» **Exercise objective**
From the article on the Premier Palace casino below, list the kinds of unpaid obligations that the casino accumulated.

(AsiaGameHub) –   A court in Kyiv, Ukraine, has ordered the liquidation of Premier Palace, once one of the capital city’s most well-known casinos.

The court’s decision comes as leaders of Ukraine’s gambling industry warn that the country’s illegal betting sector has grown to $1.4 billion.

Ukrainian media outlet Antikor reports that the Kyiv Commercial Court issued the liquidation order for Premier Palace, bringing a long-running bankruptcy case to a close.

Government officials opened a case against Premier Palace’s operator in May 2024. A trustee appointed by the court spent several months locating assets that could be used to repay creditors.

Most of the casino’s creditors are from the public sector, as Premier Palace accumulated more than $8.5 million in unpaid fines, energy bills, rent, and taxes.

The largest creditor of Premier Palace Casino is Ukraine’s state gambling regulator PlayCity, and the casino owes the government body roughly $3.5 million.

Premier Palace Casino Bankruptcy Is Finally Made Official

The court’s presiding judge ordered bailiffs to stop all property disposal activities and launch the official liquidation process.

The casino is now formally recognized as bankrupt, and all of its business operations have been ordered to stop.

The judge appointed an insolvency administrator to act as liquidator, and instructed the administrator to sell off all of the casino’s remaining assets by mid-2027.

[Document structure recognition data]
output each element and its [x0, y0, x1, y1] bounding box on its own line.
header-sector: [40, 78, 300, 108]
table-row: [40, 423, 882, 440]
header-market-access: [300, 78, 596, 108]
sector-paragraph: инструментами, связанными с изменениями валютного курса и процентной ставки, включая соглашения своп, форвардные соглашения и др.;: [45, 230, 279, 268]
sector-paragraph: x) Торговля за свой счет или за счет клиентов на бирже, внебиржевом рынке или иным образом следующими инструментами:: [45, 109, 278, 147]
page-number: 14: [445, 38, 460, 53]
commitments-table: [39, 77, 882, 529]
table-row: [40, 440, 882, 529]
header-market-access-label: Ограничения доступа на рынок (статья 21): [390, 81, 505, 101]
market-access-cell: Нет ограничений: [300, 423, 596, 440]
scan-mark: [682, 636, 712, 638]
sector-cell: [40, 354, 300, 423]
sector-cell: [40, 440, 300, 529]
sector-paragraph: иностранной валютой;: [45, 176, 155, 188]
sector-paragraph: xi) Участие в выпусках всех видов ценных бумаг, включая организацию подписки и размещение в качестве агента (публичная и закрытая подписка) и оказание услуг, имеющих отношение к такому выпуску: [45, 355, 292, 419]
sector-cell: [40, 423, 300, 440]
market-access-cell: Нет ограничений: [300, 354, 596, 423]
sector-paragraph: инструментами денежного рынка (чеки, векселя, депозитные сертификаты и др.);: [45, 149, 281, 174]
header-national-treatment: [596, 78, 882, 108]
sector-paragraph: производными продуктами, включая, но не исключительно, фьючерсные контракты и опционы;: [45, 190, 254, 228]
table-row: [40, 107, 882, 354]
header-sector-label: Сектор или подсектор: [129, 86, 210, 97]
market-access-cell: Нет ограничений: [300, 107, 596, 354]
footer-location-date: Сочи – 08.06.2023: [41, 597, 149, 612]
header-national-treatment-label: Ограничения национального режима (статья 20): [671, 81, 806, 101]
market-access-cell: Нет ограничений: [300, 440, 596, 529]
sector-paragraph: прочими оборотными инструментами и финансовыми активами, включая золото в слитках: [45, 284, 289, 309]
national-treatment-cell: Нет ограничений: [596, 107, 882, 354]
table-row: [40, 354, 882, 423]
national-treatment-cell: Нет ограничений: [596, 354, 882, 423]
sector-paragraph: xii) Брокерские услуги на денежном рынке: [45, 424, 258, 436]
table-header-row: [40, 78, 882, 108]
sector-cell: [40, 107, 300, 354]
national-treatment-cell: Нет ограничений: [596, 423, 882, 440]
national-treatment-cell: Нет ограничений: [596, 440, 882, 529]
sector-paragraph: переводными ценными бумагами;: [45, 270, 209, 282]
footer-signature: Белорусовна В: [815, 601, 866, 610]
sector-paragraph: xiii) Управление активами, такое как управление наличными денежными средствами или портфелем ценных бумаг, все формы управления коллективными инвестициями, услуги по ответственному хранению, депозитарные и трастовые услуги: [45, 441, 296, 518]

» **Expected output**
Fines, energy bills, rent, and taxes.